- [WRITTEN EXERCISE]: Could you copy every line from the material below in which "screenshot" appears?

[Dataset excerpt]
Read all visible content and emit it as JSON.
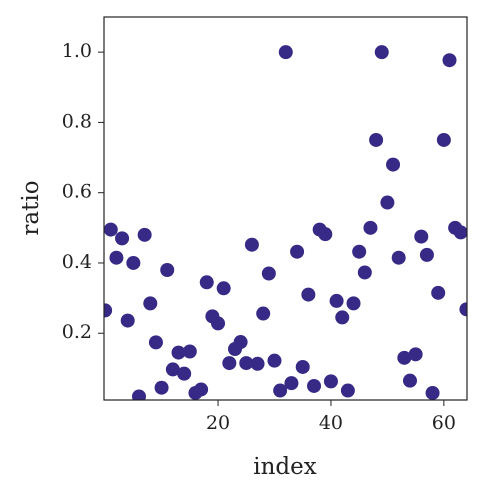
{
  "chart_data": {
    "type": "scatter",
    "x_label": "index",
    "y_label": "ratio",
    "color": "#362a86",
    "x": [
      0,
      1,
      2,
      3,
      4,
      5,
      6,
      7,
      8,
      9,
      10,
      11,
      12,
      13,
      14,
      15,
      16,
      17,
      18,
      19,
      20,
      21,
      22,
      23,
      24,
      25,
      26,
      27,
      28,
      29,
      30,
      31,
      32,
      33,
      34,
      35,
      36,
      37,
      38,
      39,
      40,
      41,
      42,
      43,
      44,
      45,
      46,
      47,
      48,
      49,
      50,
      51,
      52,
      53,
      54,
      55,
      56,
      57,
      58,
      59,
      60,
      61,
      62,
      63,
      64
    ],
    "values": [
      0.265,
      0.495,
      0.415,
      0.47,
      0.236,
      0.4,
      0.02,
      0.48,
      0.285,
      0.174,
      0.045,
      0.38,
      0.097,
      0.145,
      0.085,
      0.148,
      0.03,
      0.04,
      0.345,
      0.248,
      0.228,
      0.328,
      0.115,
      0.155,
      0.175,
      0.115,
      0.452,
      0.113,
      0.256,
      0.37,
      0.122,
      0.037,
      1.0,
      0.058,
      0.432,
      0.104,
      0.31,
      0.05,
      0.495,
      0.482,
      0.063,
      0.292,
      0.245,
      0.037,
      0.285,
      0.432,
      0.373,
      0.5,
      0.75,
      1.0,
      0.572,
      0.68,
      0.415,
      0.13,
      0.065,
      0.14,
      0.475,
      0.423,
      0.03,
      0.315,
      0.75,
      0.977,
      0.5,
      0.487,
      0.268
    ],
    "xlim": [
      -0.2,
      64.1
    ],
    "ylim": [
      0.01,
      1.1
    ],
    "xticks": [
      20,
      40,
      60
    ],
    "yticks": [
      0.2,
      0.4,
      0.6,
      0.8,
      {
        "value": 1,
        "label": "1.0"
      }
    ]
  }
}
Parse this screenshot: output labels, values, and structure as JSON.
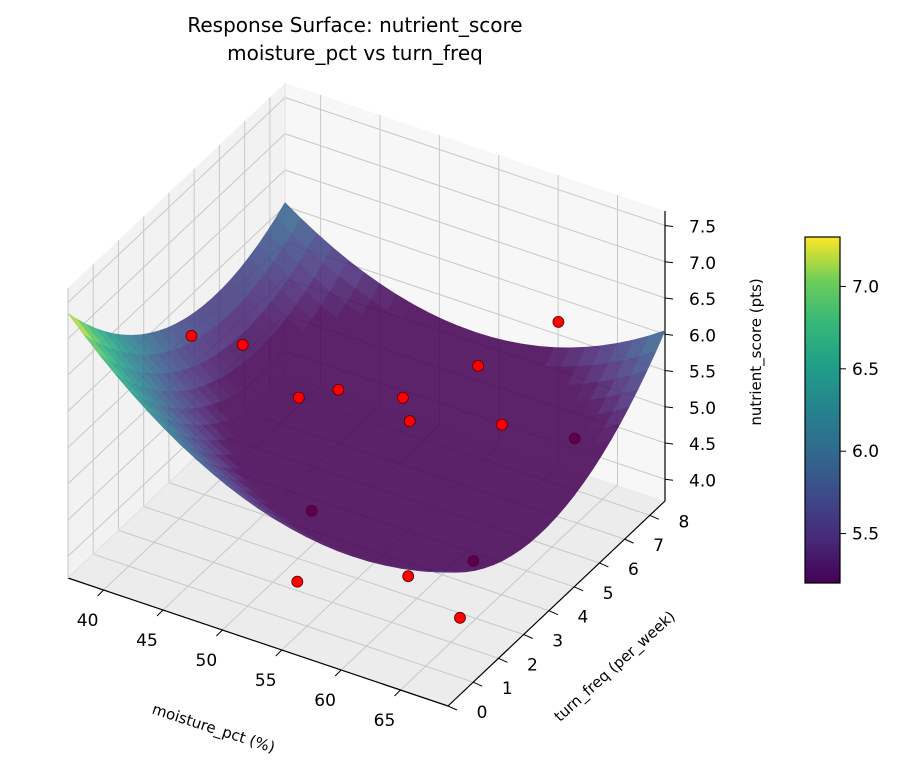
{
  "chart_data": {
    "type": "surface3d",
    "title_line1": "Response Surface: nutrient_score",
    "title_line2": "moisture_pct vs turn_freq",
    "xlabel": "moisture_pct (%)",
    "ylabel": "turn_freq (per_week)",
    "zlabel": "nutrient_score (pts)",
    "xlim": [
      37,
      69
    ],
    "ylim": [
      0,
      8.6
    ],
    "zlim": [
      3.7,
      7.7
    ],
    "x_ticks": [
      "40",
      "45",
      "50",
      "55",
      "60",
      "65"
    ],
    "y_ticks": [
      "0",
      "1",
      "2",
      "3",
      "4",
      "5",
      "6",
      "7",
      "8"
    ],
    "z_ticks": [
      "4.0",
      "4.5",
      "5.0",
      "5.5",
      "6.0",
      "6.5",
      "7.0",
      "7.5"
    ],
    "surface_corners": {
      "x_min_y_min": 7.35,
      "x_max_y_min": 5.55,
      "x_min_y_max": 6.05,
      "x_max_y_max": 6.05,
      "minimum": 5.2
    },
    "colorbar": {
      "colormap": "viridis",
      "min": 5.2,
      "max": 7.3,
      "ticks": [
        "5.5",
        "6.0",
        "6.5",
        "7.0"
      ]
    },
    "points": [
      {
        "x": 44,
        "y": 1.6,
        "z": 6.9
      },
      {
        "x": 43,
        "y": 4.1,
        "z": 5.9
      },
      {
        "x": 49,
        "y": 3.5,
        "z": 5.7
      },
      {
        "x": 50,
        "y": 4.6,
        "z": 5.5
      },
      {
        "x": 55,
        "y": 4.8,
        "z": 5.6
      },
      {
        "x": 56,
        "y": 4.6,
        "z": 5.4
      },
      {
        "x": 59,
        "y": 5.9,
        "z": 5.9
      },
      {
        "x": 61,
        "y": 5.9,
        "z": 5.2
      },
      {
        "x": 63,
        "y": 7.2,
        "z": 6.3
      },
      {
        "x": 65,
        "y": 6.9,
        "z": 4.9
      },
      {
        "x": 52,
        "y": 2.6,
        "z": 4.6
      },
      {
        "x": 51,
        "y": 2.5,
        "z": 3.6
      },
      {
        "x": 58,
        "y": 3.6,
        "z": 3.7
      },
      {
        "x": 62,
        "y": 4.3,
        "z": 3.9
      },
      {
        "x": 63,
        "y": 3.3,
        "z": 3.5
      }
    ],
    "point_color": "#ff0000"
  }
}
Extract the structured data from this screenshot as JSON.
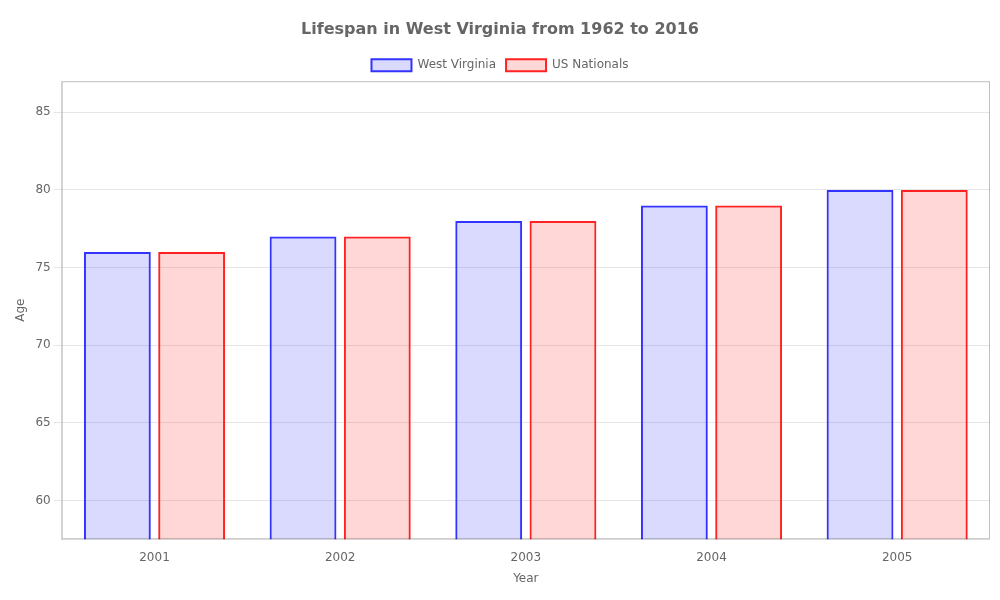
{
  "chart_data": {
    "type": "bar",
    "title": "Lifespan in West Virginia from 1962 to 2016",
    "x_label": "Year",
    "y_label": "Age",
    "categories": [
      "2001",
      "2002",
      "2003",
      "2004",
      "2005"
    ],
    "series": [
      {
        "name": "West Virginia",
        "color": "#3333ff",
        "values": [
          76,
          77,
          78,
          79,
          80
        ]
      },
      {
        "name": "US Nationals",
        "color": "#ff2222",
        "values": [
          76,
          77,
          78,
          79,
          80
        ]
      }
    ],
    "ylim": [
      57.5,
      87
    ],
    "yticks": [
      60,
      65,
      70,
      75,
      80,
      85
    ],
    "grid": true,
    "legend": "top"
  }
}
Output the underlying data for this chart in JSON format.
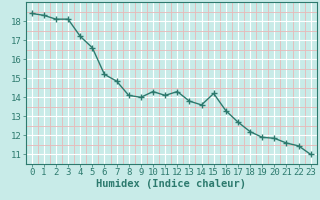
{
  "x": [
    0,
    1,
    2,
    3,
    4,
    5,
    6,
    7,
    8,
    9,
    10,
    11,
    12,
    13,
    14,
    15,
    16,
    17,
    18,
    19,
    20,
    21,
    22,
    23
  ],
  "y": [
    18.4,
    18.3,
    18.1,
    18.1,
    17.2,
    16.6,
    15.2,
    14.85,
    14.1,
    14.0,
    14.3,
    14.1,
    14.3,
    13.8,
    13.6,
    14.2,
    13.3,
    12.7,
    12.2,
    11.9,
    11.85,
    11.6,
    11.45,
    11.0
  ],
  "xlabel": "Humidex (Indice chaleur)",
  "xlim": [
    -0.5,
    23.5
  ],
  "ylim": [
    10.5,
    19.0
  ],
  "yticks": [
    11,
    12,
    13,
    14,
    15,
    16,
    17,
    18
  ],
  "xticks": [
    0,
    1,
    2,
    3,
    4,
    5,
    6,
    7,
    8,
    9,
    10,
    11,
    12,
    13,
    14,
    15,
    16,
    17,
    18,
    19,
    20,
    21,
    22,
    23
  ],
  "line_color": "#2d7a6e",
  "marker_color": "#2d7a6e",
  "bg_color": "#c8ebe8",
  "grid_major_color": "#ffffff",
  "grid_minor_color": "#e8b8b8",
  "axes_color": "#2d7a6e",
  "tick_label_color": "#2d7a6e",
  "xlabel_color": "#2d7a6e",
  "font_size_tick": 6.5,
  "font_size_xlabel": 7.5,
  "linewidth": 1.0,
  "markersize": 2.2
}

- [REPLY TO THE EXERCISE]:
Parse this screenshot: output labels, values, and structure as JSON.
Extract the structured data from this screenshot as JSON.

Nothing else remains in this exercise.